Problem statement: Transcribe each line of the material as it is, and drop any picture.

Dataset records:
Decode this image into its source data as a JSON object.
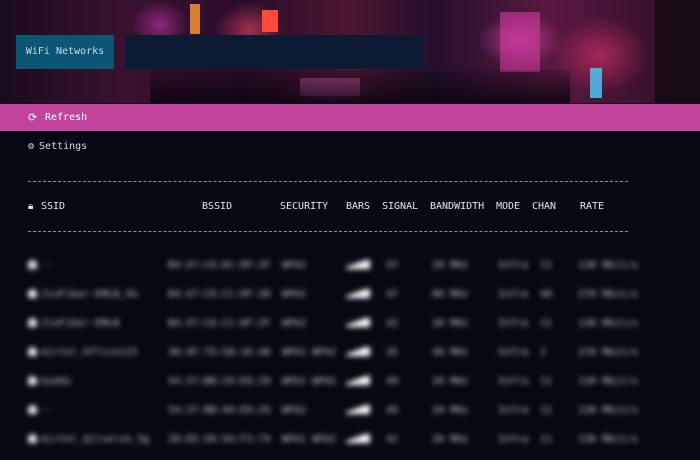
{
  "app": {
    "title": "WiFi Networks"
  },
  "search": {
    "value": "",
    "placeholder": ""
  },
  "toolbar": {
    "refresh_label": "Refresh",
    "refresh_icon": "refresh-icon",
    "settings_label": "Settings",
    "settings_icon": "gear-icon"
  },
  "table": {
    "ssid_icon": "wifi-icon",
    "columns": {
      "ssid": "SSID",
      "bssid": "BSSID",
      "security": "SECURITY",
      "bars": "BARS",
      "signal": "SIGNAL",
      "bandwidth": "BANDWIDTH",
      "mode": "MODE",
      "chan": "CHAN",
      "rate": "RATE"
    },
    "rows": [
      {
        "ssid": "--",
        "bssid": "B4:47:C6:DC:0F:2F",
        "security": "WPA2",
        "signal": "47",
        "bandwidth": "20 MHz",
        "mode": "Infra",
        "chan": "11",
        "rate": "130 Mbit/s"
      },
      {
        "ssid": "JioFiber-EMLN_5G",
        "bssid": "B4:47:C6:CC:0F:30",
        "security": "WPA2",
        "signal": "47",
        "bandwidth": "80 MHz",
        "mode": "Infra",
        "chan": "48",
        "rate": "270 Mbit/s"
      },
      {
        "ssid": "JioFiber-EMLN",
        "bssid": "B4:47:C6:CC:0F:2F",
        "security": "WPA2",
        "signal": "42",
        "bandwidth": "20 MHz",
        "mode": "Infra",
        "chan": "11",
        "rate": "130 Mbit/s"
      },
      {
        "ssid": "Airtel_Office123",
        "bssid": "30:4F:75:58:1E:48",
        "security": "WPA1 WPA2",
        "signal": "35",
        "bandwidth": "40 MHz",
        "mode": "Infra",
        "chan": "2",
        "rate": "270 Mbit/s"
      },
      {
        "ssid": "Guddu",
        "bssid": "54:37:BB:29:E9:29",
        "security": "WPA1 WPA2",
        "signal": "49",
        "bandwidth": "20 MHz",
        "mode": "Infra",
        "chan": "11",
        "rate": "130 Mbit/s"
      },
      {
        "ssid": "--",
        "bssid": "54:37:BB:49:E9:29",
        "security": "WPA2",
        "signal": "49",
        "bandwidth": "20 MHz",
        "mode": "Infra",
        "chan": "11",
        "rate": "130 Mbit/s"
      },
      {
        "ssid": "Airtel_Qilverze_5g",
        "bssid": "28:EE:56:5A:F3:79",
        "security": "WPA1 WPA2",
        "signal": "42",
        "bandwidth": "20 MHz",
        "mode": "Infra",
        "chan": "11",
        "rate": "130 Mbit/s"
      }
    ]
  },
  "colors": {
    "accent": "#c2449c",
    "title_bg": "#0b5575",
    "search_bg": "#0d1a33",
    "background": "#050913"
  }
}
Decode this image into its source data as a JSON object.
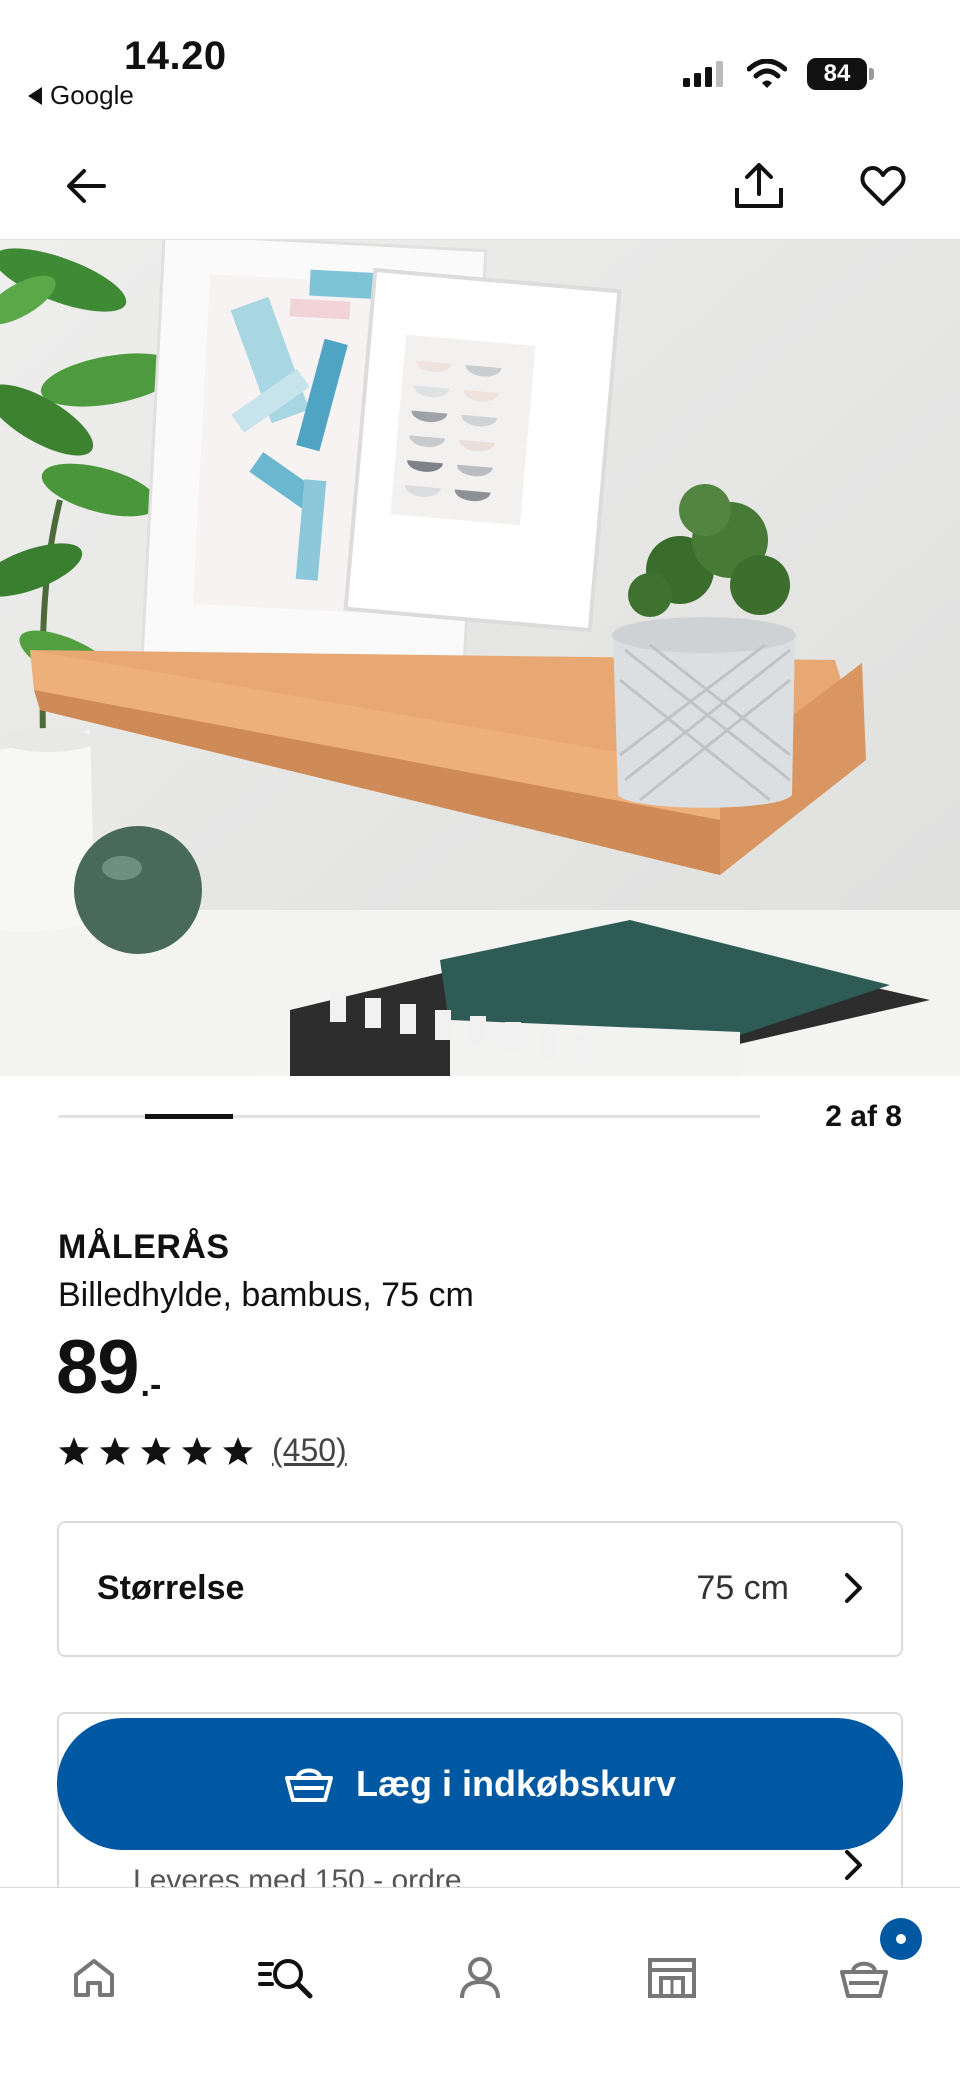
{
  "status_bar": {
    "time": "14.20",
    "back_app": "Google",
    "battery": "84"
  },
  "header": {
    "back_icon": "arrow-left-icon",
    "share_icon": "share-icon",
    "favorite_icon": "heart-icon"
  },
  "gallery": {
    "pager_label": "2 af 8",
    "current_index": 2,
    "total": 8
  },
  "product": {
    "name": "MÅLERÅS",
    "description": "Billedhylde, bambus, 75 cm",
    "price_integer": "89",
    "price_suffix": ".-",
    "rating_stars": 5,
    "review_count": "(450)"
  },
  "size_selector": {
    "label": "Størrelse",
    "value": "75 cm"
  },
  "cart_button": {
    "label": "Læg i indkøbskurv",
    "icon": "basket-icon"
  },
  "delivery": {
    "text": "Leveres med 150,- ordre"
  },
  "bottom_nav": {
    "items": [
      "home-icon",
      "search-list-icon",
      "profile-icon",
      "store-icon",
      "cart-icon"
    ]
  },
  "colors": {
    "brand_blue": "#0058a3",
    "shelf_bamboo": "#e5a470",
    "wall": "#e9e9e8"
  }
}
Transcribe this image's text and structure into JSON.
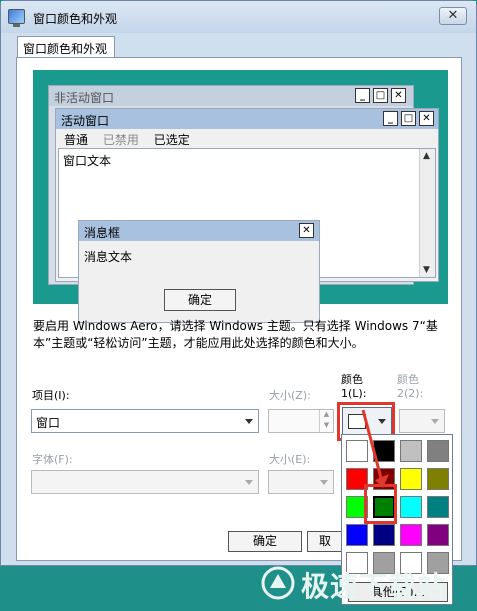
{
  "window": {
    "title": "窗口颜色和外观",
    "close": "✕"
  },
  "tab": {
    "label": "窗口颜色和外观"
  },
  "preview": {
    "inactive_title": "非活动窗口",
    "active_title": "活动窗口",
    "menu": {
      "normal": "普通",
      "disabled": "已禁用",
      "selected": "已选定"
    },
    "window_text": "窗口文本",
    "msgbox_title": "消息框",
    "msgbox_text": "消息文本",
    "ok": "确定",
    "min": "_",
    "max": "□",
    "close": "✕"
  },
  "description": "要启用 Windows Aero，请选择 Windows 主题。只有选择 Windows 7“基本”主题或“轻松访问”主题，才能应用此处选择的颜色和大小。",
  "item": {
    "label": "项目(I):",
    "value": "窗口"
  },
  "size_z": {
    "label": "大小(Z):"
  },
  "color1": {
    "label1": "颜色",
    "label2": "1(L):",
    "swatch": "#ffffff"
  },
  "color2": {
    "label1": "颜色",
    "label2": "2(2):"
  },
  "font": {
    "label": "字体(F):"
  },
  "size_e": {
    "label": "大小(E):"
  },
  "buttons": {
    "ok": "确定",
    "cancel": "取"
  },
  "palette": {
    "colors": [
      "#ffffff",
      "#000000",
      "#c0c0c0",
      "#808080",
      "#ff0000",
      "#800000",
      "#ffff00",
      "#808000",
      "#00ff00",
      "#008000",
      "#00ffff",
      "#008080",
      "#0000ff",
      "#000080",
      "#ff00ff",
      "#800080",
      "#ffffff",
      "#a0a0a0",
      "#ffffff",
      "#a0a0a0"
    ],
    "selected": "#008000",
    "other": "其他(O)..."
  },
  "watermark": "极速下载站"
}
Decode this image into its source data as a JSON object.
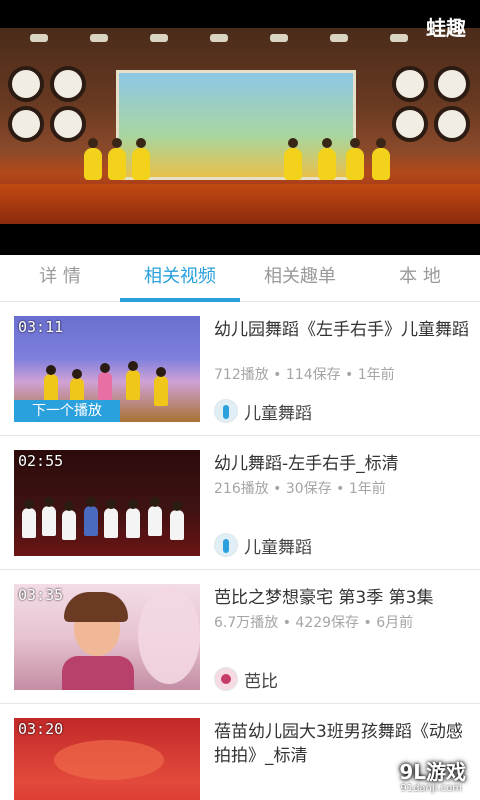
{
  "player": {
    "watermark": "蛙趣"
  },
  "tabs": [
    {
      "label": "详 情"
    },
    {
      "label": "相关视频"
    },
    {
      "label": "相关趣单"
    },
    {
      "label": "本 地"
    }
  ],
  "active_tab_index": 1,
  "videos": [
    {
      "duration": "03:11",
      "title": "幼儿园舞蹈《左手右手》儿童舞蹈",
      "meta": "712播放 • 114保存 • 1年前",
      "author": "儿童舞蹈",
      "badge": "下一个播放"
    },
    {
      "duration": "02:55",
      "title": "幼儿舞蹈-左手右手_标清",
      "meta": "216播放 • 30保存 • 1年前",
      "author": "儿童舞蹈"
    },
    {
      "duration": "03:35",
      "title": "芭比之梦想豪宅 第3季 第3集",
      "meta": "6.7万播放 • 4229保存 • 6月前",
      "author": "芭比"
    },
    {
      "duration": "03:20",
      "title": "蓓苗幼儿园大3班男孩舞蹈《动感拍拍》_标清"
    }
  ],
  "logo": {
    "text": "9L游戏",
    "sub": "91danji.com"
  },
  "colors": {
    "accent": "#2aa0dc"
  }
}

Task answer:
Decode this image into its source data as a JSON object.
{
  "app": {
    "title": "WiFi Networks"
  },
  "search": {
    "value": "",
    "placeholder": ""
  },
  "toolbar": {
    "refresh_label": "Refresh",
    "refresh_icon": "refresh-icon",
    "settings_label": "Settings",
    "settings_icon": "gear-icon"
  },
  "table": {
    "ssid_icon": "wifi-icon",
    "columns": {
      "ssid": "SSID",
      "bssid": "BSSID",
      "security": "SECURITY",
      "bars": "BARS",
      "signal": "SIGNAL",
      "bandwidth": "BANDWIDTH",
      "mode": "MODE",
      "chan": "CHAN",
      "rate": "RATE"
    },
    "rows": [
      {
        "ssid": "--",
        "bssid": "B4:47:C6:DC:0F:2F",
        "security": "WPA2",
        "signal": "47",
        "bandwidth": "20 MHz",
        "mode": "Infra",
        "chan": "11",
        "rate": "130 Mbit/s"
      },
      {
        "ssid": "JioFiber-EMLN_5G",
        "bssid": "B4:47:C6:CC:0F:30",
        "security": "WPA2",
        "signal": "47",
        "bandwidth": "80 MHz",
        "mode": "Infra",
        "chan": "48",
        "rate": "270 Mbit/s"
      },
      {
        "ssid": "JioFiber-EMLN",
        "bssid": "B4:47:C6:CC:0F:2F",
        "security": "WPA2",
        "signal": "42",
        "bandwidth": "20 MHz",
        "mode": "Infra",
        "chan": "11",
        "rate": "130 Mbit/s"
      },
      {
        "ssid": "Airtel_Office123",
        "bssid": "30:4F:75:58:1E:48",
        "security": "WPA1 WPA2",
        "signal": "35",
        "bandwidth": "40 MHz",
        "mode": "Infra",
        "chan": "2",
        "rate": "270 Mbit/s"
      },
      {
        "ssid": "Guddu",
        "bssid": "54:37:BB:29:E9:29",
        "security": "WPA1 WPA2",
        "signal": "49",
        "bandwidth": "20 MHz",
        "mode": "Infra",
        "chan": "11",
        "rate": "130 Mbit/s"
      },
      {
        "ssid": "--",
        "bssid": "54:37:BB:49:E9:29",
        "security": "WPA2",
        "signal": "49",
        "bandwidth": "20 MHz",
        "mode": "Infra",
        "chan": "11",
        "rate": "130 Mbit/s"
      },
      {
        "ssid": "Airtel_Qilverze_5g",
        "bssid": "28:EE:56:5A:F3:79",
        "security": "WPA1 WPA2",
        "signal": "42",
        "bandwidth": "20 MHz",
        "mode": "Infra",
        "chan": "11",
        "rate": "130 Mbit/s"
      }
    ]
  },
  "colors": {
    "accent": "#c2449c",
    "title_bg": "#0b5575",
    "search_bg": "#0d1a33",
    "background": "#050913"
  }
}
Decode this image into its source data as a JSON object.
{
  "status_bar": {
    "time": "14.20",
    "back_app": "Google",
    "battery": "84"
  },
  "header": {
    "back_icon": "arrow-left-icon",
    "share_icon": "share-icon",
    "favorite_icon": "heart-icon"
  },
  "gallery": {
    "pager_label": "2 af 8",
    "current_index": 2,
    "total": 8
  },
  "product": {
    "name": "MÅLERÅS",
    "description": "Billedhylde, bambus, 75 cm",
    "price_integer": "89",
    "price_suffix": ".-",
    "rating_stars": 5,
    "review_count": "(450)"
  },
  "size_selector": {
    "label": "Størrelse",
    "value": "75 cm"
  },
  "cart_button": {
    "label": "Læg i indkøbskurv",
    "icon": "basket-icon"
  },
  "delivery": {
    "text": "Leveres med 150,- ordre"
  },
  "bottom_nav": {
    "items": [
      "home-icon",
      "search-list-icon",
      "profile-icon",
      "store-icon",
      "cart-icon"
    ]
  },
  "colors": {
    "brand_blue": "#0058a3",
    "shelf_bamboo": "#e5a470",
    "wall": "#e9e9e8"
  }
}
Transcribe this image's text and structure into JSON.
{
  "window": {
    "title": "窗口颜色和外观",
    "close": "✕"
  },
  "tab": {
    "label": "窗口颜色和外观"
  },
  "preview": {
    "inactive_title": "非活动窗口",
    "active_title": "活动窗口",
    "menu": {
      "normal": "普通",
      "disabled": "已禁用",
      "selected": "已选定"
    },
    "window_text": "窗口文本",
    "msgbox_title": "消息框",
    "msgbox_text": "消息文本",
    "ok": "确定",
    "min": "_",
    "max": "□",
    "close": "✕"
  },
  "description": "要启用 Windows Aero，请选择 Windows 主题。只有选择 Windows 7“基本”主题或“轻松访问”主题，才能应用此处选择的颜色和大小。",
  "item": {
    "label": "项目(I):",
    "value": "窗口"
  },
  "size_z": {
    "label": "大小(Z):"
  },
  "color1": {
    "label1": "颜色",
    "label2": "1(L):",
    "swatch": "#ffffff"
  },
  "color2": {
    "label1": "颜色",
    "label2": "2(2):"
  },
  "font": {
    "label": "字体(F):"
  },
  "size_e": {
    "label": "大小(E):"
  },
  "buttons": {
    "ok": "确定",
    "cancel": "取"
  },
  "palette": {
    "colors": [
      "#ffffff",
      "#000000",
      "#c0c0c0",
      "#808080",
      "#ff0000",
      "#800000",
      "#ffff00",
      "#808000",
      "#00ff00",
      "#008000",
      "#00ffff",
      "#008080",
      "#0000ff",
      "#000080",
      "#ff00ff",
      "#800080",
      "#ffffff",
      "#a0a0a0",
      "#ffffff",
      "#a0a0a0"
    ],
    "selected": "#008000",
    "other": "其他(O)..."
  },
  "watermark": "极速下载站"
}
Decode this image into its source data as a JSON object.
{
  "player": {
    "watermark": "蛙趣"
  },
  "tabs": [
    {
      "label": "详 情"
    },
    {
      "label": "相关视频"
    },
    {
      "label": "相关趣单"
    },
    {
      "label": "本 地"
    }
  ],
  "active_tab_index": 1,
  "videos": [
    {
      "duration": "03:11",
      "title": "幼儿园舞蹈《左手右手》儿童舞蹈",
      "meta": "712播放 • 114保存 • 1年前",
      "author": "儿童舞蹈",
      "badge": "下一个播放"
    },
    {
      "duration": "02:55",
      "title": "幼儿舞蹈-左手右手_标清",
      "meta": "216播放 • 30保存 • 1年前",
      "author": "儿童舞蹈"
    },
    {
      "duration": "03:35",
      "title": "芭比之梦想豪宅 第3季 第3集",
      "meta": "6.7万播放 • 4229保存 • 6月前",
      "author": "芭比"
    },
    {
      "duration": "03:20",
      "title": "蓓苗幼儿园大3班男孩舞蹈《动感拍拍》_标清"
    }
  ],
  "logo": {
    "text": "9L游戏",
    "sub": "91danji.com"
  },
  "colors": {
    "accent": "#2aa0dc"
  }
}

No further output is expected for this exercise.